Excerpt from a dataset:
....

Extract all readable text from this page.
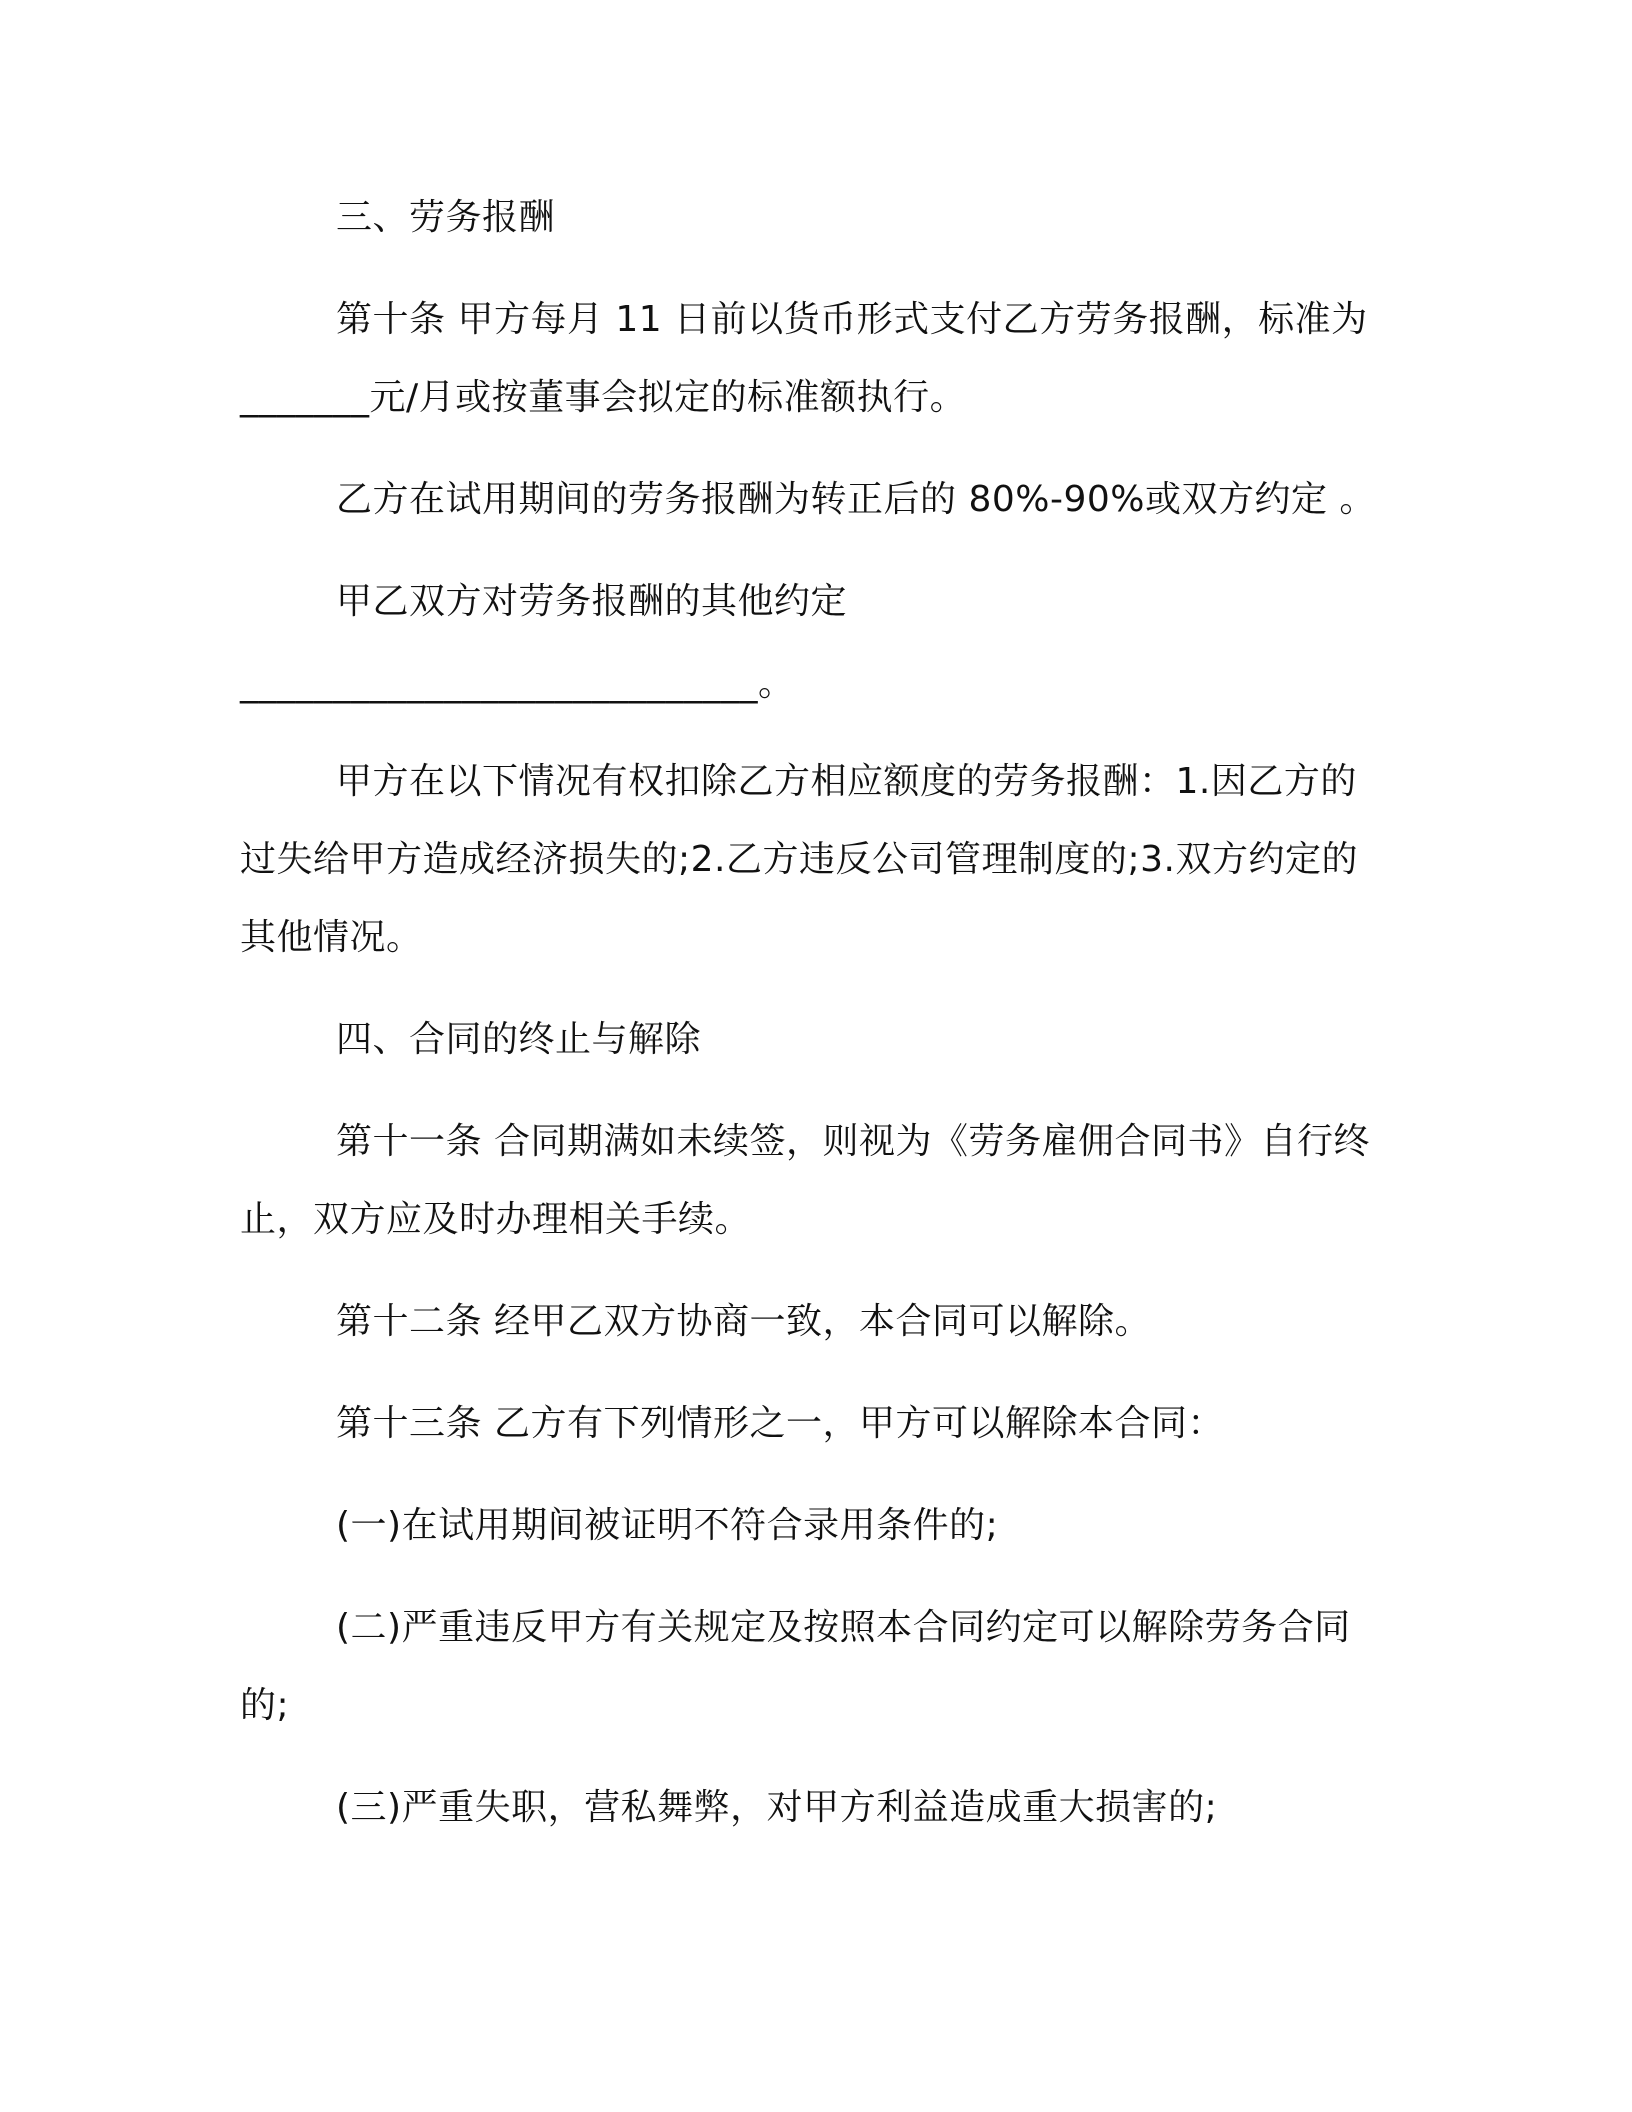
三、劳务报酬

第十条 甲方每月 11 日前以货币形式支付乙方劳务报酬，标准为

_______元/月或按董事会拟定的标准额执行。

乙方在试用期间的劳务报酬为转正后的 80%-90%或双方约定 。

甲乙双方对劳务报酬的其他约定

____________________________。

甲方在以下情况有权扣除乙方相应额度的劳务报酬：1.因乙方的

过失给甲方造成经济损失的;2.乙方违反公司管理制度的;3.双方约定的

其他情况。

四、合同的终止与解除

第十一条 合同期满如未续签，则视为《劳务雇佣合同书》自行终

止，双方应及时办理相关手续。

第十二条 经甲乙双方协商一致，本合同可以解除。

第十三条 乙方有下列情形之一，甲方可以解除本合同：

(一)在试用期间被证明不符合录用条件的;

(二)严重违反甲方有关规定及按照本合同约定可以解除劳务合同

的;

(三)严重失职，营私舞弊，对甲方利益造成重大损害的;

....

- What the task asks -
Would you set down the listing exactly, omitting pictures?

- Solved exercise -
Extract all readable text from this page.
三、劳务报酬

第十条 甲方每月 11 日前以货币形式支付乙方劳务报酬，标准为

_______元/月或按董事会拟定的标准额执行。

乙方在试用期间的劳务报酬为转正后的 80%-90%或双方约定 。

甲乙双方对劳务报酬的其他约定

____________________________。

甲方在以下情况有权扣除乙方相应额度的劳务报酬：1.因乙方的

过失给甲方造成经济损失的;2.乙方违反公司管理制度的;3.双方约定的

其他情况。

四、合同的终止与解除

第十一条 合同期满如未续签，则视为《劳务雇佣合同书》自行终

止，双方应及时办理相关手续。

第十二条 经甲乙双方协商一致，本合同可以解除。

第十三条 乙方有下列情形之一，甲方可以解除本合同：

(一)在试用期间被证明不符合录用条件的;

(二)严重违反甲方有关规定及按照本合同约定可以解除劳务合同

的;

(三)严重失职，营私舞弊，对甲方利益造成重大损害的;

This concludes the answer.